# Direction:
From the listing below, pull out the lines that hold "name".

— START —

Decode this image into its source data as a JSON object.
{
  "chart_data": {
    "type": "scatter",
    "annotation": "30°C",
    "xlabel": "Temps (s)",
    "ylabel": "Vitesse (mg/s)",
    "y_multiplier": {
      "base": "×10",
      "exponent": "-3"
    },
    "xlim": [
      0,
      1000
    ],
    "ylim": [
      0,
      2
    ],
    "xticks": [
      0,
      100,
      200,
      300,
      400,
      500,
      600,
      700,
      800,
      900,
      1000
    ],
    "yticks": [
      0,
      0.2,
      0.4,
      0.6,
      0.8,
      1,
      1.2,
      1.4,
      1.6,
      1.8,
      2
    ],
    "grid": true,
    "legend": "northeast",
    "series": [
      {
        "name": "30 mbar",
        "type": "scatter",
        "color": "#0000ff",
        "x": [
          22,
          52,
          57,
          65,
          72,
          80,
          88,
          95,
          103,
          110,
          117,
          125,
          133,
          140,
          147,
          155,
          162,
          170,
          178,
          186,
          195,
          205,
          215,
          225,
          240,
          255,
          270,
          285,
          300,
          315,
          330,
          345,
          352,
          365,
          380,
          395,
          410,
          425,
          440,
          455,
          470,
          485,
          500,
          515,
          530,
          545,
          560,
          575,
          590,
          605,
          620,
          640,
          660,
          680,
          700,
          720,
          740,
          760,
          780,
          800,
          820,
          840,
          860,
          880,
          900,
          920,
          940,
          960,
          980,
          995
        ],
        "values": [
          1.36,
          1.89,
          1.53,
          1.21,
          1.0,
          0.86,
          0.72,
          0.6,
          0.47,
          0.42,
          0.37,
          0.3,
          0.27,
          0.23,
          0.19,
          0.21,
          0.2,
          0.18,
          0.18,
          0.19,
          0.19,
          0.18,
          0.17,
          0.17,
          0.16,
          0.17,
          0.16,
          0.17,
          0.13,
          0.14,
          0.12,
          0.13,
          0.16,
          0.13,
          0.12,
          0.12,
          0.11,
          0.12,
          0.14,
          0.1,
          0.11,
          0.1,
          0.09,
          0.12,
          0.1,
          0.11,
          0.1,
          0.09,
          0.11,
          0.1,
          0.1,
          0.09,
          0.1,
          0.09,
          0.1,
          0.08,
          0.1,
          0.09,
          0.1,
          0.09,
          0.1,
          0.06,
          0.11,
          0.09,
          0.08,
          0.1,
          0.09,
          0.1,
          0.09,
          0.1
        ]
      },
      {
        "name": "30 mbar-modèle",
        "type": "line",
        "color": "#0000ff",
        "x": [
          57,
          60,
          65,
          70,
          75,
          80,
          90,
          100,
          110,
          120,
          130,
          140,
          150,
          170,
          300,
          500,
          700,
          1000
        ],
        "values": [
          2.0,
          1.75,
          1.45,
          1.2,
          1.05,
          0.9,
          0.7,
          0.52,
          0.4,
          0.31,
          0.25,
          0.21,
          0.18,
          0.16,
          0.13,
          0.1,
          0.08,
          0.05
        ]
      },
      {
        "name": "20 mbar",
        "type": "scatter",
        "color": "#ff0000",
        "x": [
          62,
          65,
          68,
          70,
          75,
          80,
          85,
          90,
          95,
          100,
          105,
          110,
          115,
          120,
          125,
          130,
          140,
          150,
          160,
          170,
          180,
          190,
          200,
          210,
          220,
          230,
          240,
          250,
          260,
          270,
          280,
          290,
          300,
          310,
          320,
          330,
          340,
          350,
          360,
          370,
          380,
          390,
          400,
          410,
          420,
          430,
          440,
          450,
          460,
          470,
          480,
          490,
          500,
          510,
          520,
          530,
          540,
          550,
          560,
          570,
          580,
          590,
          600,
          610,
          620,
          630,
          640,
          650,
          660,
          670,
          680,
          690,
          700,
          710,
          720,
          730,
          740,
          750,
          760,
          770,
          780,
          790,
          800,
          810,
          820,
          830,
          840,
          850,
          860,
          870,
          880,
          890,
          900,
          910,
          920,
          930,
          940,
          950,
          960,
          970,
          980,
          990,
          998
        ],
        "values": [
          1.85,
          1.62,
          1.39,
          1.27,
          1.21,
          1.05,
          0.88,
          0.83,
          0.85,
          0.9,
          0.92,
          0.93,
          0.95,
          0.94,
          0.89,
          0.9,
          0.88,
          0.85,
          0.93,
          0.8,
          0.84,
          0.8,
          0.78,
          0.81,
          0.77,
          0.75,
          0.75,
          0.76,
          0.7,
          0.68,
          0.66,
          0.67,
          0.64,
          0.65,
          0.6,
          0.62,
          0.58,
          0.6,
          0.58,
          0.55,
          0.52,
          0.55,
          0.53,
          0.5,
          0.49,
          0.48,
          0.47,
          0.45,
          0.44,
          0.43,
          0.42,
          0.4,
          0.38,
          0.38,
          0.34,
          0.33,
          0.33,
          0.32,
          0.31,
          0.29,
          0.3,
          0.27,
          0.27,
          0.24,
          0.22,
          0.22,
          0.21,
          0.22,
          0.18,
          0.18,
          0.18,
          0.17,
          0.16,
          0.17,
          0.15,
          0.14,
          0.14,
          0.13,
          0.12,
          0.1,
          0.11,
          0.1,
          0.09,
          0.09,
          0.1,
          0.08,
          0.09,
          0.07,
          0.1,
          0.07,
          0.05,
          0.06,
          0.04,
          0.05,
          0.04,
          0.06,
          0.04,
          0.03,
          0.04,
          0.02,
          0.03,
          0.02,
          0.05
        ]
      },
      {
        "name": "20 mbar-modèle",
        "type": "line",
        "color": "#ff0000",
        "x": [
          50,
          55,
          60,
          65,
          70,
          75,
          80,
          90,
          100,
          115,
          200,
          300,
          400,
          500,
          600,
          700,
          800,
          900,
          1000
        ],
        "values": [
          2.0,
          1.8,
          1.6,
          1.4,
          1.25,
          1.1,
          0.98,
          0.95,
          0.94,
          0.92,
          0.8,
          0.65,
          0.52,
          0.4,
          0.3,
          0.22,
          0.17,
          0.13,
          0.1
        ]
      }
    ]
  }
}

— END —

# Worked solution:
        "name": "30 mbar",
        "name": "30 mbar-modèle",
        "name": "20 mbar",
        "name": "20 mbar-modèle",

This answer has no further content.